* _Work to do_
Scan the data below. Pull out each line where "gavage" occurs.

** begin **

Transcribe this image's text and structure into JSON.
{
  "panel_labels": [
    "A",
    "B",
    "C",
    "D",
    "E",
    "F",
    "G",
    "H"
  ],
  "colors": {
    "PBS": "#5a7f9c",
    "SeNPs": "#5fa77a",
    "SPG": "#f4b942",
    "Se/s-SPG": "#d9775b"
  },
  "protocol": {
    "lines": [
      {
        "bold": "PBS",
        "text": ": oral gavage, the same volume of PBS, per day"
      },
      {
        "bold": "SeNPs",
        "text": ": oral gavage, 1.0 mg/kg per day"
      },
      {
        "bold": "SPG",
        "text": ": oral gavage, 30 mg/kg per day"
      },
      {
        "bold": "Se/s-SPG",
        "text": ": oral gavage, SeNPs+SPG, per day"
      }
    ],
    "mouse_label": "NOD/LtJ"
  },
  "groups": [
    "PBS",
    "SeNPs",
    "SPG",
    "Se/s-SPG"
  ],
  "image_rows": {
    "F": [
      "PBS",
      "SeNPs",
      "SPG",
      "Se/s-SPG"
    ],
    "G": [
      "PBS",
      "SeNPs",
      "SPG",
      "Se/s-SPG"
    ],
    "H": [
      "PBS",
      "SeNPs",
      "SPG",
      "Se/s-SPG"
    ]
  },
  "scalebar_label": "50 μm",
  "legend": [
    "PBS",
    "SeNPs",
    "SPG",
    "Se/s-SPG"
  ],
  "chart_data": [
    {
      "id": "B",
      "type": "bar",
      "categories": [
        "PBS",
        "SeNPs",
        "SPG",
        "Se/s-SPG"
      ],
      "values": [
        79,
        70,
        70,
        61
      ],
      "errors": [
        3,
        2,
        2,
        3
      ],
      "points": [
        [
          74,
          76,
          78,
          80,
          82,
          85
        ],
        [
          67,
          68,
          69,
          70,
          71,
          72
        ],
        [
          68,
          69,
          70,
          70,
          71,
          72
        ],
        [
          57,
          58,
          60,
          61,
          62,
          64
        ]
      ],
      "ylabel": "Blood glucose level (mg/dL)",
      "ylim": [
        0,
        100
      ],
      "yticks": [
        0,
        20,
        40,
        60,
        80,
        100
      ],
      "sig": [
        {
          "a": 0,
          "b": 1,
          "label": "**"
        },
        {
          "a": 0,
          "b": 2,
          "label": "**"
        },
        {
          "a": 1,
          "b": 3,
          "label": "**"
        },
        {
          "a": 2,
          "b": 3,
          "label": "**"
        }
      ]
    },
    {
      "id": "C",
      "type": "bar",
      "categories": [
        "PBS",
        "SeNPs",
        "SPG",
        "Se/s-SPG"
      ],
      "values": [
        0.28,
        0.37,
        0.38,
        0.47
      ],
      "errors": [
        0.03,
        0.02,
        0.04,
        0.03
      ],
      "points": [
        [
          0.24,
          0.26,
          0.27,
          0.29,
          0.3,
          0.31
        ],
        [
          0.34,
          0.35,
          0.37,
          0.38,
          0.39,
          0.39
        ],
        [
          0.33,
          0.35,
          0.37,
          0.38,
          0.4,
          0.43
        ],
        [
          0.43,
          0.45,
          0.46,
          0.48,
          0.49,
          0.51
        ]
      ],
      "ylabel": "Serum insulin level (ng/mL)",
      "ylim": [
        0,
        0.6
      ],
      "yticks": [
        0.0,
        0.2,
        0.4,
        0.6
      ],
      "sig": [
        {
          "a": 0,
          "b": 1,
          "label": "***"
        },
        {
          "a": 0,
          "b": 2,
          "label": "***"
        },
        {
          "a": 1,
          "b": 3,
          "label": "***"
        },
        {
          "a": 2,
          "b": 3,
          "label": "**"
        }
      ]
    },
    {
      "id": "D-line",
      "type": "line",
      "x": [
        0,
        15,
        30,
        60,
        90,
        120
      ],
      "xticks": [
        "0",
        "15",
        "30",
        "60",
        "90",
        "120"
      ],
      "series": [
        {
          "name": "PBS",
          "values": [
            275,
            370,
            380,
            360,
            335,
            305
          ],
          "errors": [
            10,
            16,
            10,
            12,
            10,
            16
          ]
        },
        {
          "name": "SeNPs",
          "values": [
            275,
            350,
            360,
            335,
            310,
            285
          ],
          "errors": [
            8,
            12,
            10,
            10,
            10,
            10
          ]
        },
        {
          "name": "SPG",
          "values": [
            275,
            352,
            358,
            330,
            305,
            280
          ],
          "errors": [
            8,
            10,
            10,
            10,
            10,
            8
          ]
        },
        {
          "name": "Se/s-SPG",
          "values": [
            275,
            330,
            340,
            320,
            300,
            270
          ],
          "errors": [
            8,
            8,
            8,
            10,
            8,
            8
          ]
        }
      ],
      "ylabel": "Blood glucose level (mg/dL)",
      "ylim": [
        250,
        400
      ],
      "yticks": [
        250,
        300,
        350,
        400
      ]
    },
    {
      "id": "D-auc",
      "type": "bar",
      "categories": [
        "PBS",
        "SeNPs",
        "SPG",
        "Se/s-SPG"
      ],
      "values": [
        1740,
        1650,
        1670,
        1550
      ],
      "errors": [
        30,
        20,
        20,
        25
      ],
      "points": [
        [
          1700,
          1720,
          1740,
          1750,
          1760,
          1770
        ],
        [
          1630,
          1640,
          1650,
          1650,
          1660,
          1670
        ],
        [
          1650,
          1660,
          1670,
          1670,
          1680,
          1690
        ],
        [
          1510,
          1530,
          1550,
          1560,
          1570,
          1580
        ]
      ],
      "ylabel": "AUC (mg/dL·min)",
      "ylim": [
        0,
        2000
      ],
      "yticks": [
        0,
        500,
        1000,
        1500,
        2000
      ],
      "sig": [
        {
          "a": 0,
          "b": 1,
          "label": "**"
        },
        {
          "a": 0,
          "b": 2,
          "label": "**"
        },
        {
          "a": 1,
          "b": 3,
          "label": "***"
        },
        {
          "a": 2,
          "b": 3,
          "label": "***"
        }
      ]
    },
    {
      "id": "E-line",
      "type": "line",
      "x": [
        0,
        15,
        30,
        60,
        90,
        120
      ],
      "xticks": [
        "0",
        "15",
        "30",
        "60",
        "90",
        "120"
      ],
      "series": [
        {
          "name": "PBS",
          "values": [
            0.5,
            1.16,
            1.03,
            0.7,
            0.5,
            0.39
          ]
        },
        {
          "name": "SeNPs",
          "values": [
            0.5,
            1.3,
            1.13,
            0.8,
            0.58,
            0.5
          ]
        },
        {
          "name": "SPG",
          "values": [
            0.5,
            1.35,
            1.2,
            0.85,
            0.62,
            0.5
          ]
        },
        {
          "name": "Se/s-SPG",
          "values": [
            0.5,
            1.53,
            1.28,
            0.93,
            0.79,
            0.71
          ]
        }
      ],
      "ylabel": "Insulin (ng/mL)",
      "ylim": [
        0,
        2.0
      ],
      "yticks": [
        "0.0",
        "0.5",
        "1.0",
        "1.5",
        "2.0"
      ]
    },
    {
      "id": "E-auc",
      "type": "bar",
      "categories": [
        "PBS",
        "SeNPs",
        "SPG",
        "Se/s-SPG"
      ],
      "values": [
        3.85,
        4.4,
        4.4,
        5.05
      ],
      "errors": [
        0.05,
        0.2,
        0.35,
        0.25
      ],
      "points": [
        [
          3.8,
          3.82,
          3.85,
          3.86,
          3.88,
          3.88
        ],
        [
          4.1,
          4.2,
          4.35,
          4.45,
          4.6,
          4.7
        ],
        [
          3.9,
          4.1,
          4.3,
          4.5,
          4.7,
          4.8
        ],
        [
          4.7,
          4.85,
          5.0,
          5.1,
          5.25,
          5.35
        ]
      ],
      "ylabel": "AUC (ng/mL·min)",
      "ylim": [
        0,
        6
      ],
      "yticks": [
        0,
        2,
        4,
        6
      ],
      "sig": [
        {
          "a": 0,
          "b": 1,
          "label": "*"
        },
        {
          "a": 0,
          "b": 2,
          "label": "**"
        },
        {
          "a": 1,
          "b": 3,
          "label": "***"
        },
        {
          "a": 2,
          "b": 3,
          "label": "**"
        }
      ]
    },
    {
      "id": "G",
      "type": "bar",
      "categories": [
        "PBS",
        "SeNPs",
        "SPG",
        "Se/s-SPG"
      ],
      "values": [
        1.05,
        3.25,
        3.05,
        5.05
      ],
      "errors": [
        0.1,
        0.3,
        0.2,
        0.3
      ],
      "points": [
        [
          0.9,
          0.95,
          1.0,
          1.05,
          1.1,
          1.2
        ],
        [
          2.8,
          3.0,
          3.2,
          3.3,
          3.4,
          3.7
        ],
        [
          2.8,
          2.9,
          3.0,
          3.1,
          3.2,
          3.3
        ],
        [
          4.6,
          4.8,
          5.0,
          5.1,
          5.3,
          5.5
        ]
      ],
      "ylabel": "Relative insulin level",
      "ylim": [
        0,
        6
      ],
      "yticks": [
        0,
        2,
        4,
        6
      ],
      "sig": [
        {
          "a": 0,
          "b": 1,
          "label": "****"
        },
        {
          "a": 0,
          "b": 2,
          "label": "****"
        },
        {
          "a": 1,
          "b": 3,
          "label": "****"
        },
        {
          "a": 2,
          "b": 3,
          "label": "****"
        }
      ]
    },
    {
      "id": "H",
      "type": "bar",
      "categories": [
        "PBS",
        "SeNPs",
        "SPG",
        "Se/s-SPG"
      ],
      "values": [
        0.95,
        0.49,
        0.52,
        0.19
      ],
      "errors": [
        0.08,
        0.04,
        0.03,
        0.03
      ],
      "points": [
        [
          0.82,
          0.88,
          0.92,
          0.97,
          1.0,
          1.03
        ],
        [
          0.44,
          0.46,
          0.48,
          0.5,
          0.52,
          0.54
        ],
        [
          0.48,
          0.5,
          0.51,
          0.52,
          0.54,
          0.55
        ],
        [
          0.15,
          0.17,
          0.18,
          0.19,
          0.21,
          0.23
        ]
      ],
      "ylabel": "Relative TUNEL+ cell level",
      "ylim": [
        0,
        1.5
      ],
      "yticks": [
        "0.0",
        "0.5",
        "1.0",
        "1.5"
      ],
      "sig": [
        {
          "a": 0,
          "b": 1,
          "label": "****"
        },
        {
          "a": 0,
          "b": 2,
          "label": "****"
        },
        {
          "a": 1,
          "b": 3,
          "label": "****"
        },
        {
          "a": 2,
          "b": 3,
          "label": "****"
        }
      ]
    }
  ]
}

** end **

* _Exercise response_
        "text": ": oral gavage, the same volume of PBS, per day"
        "text": ": oral gavage, 1.0 mg/kg per day"
        "text": ": oral gavage, 30 mg/kg per day"
        "text": ": oral gavage, SeNPs+SPG, per day"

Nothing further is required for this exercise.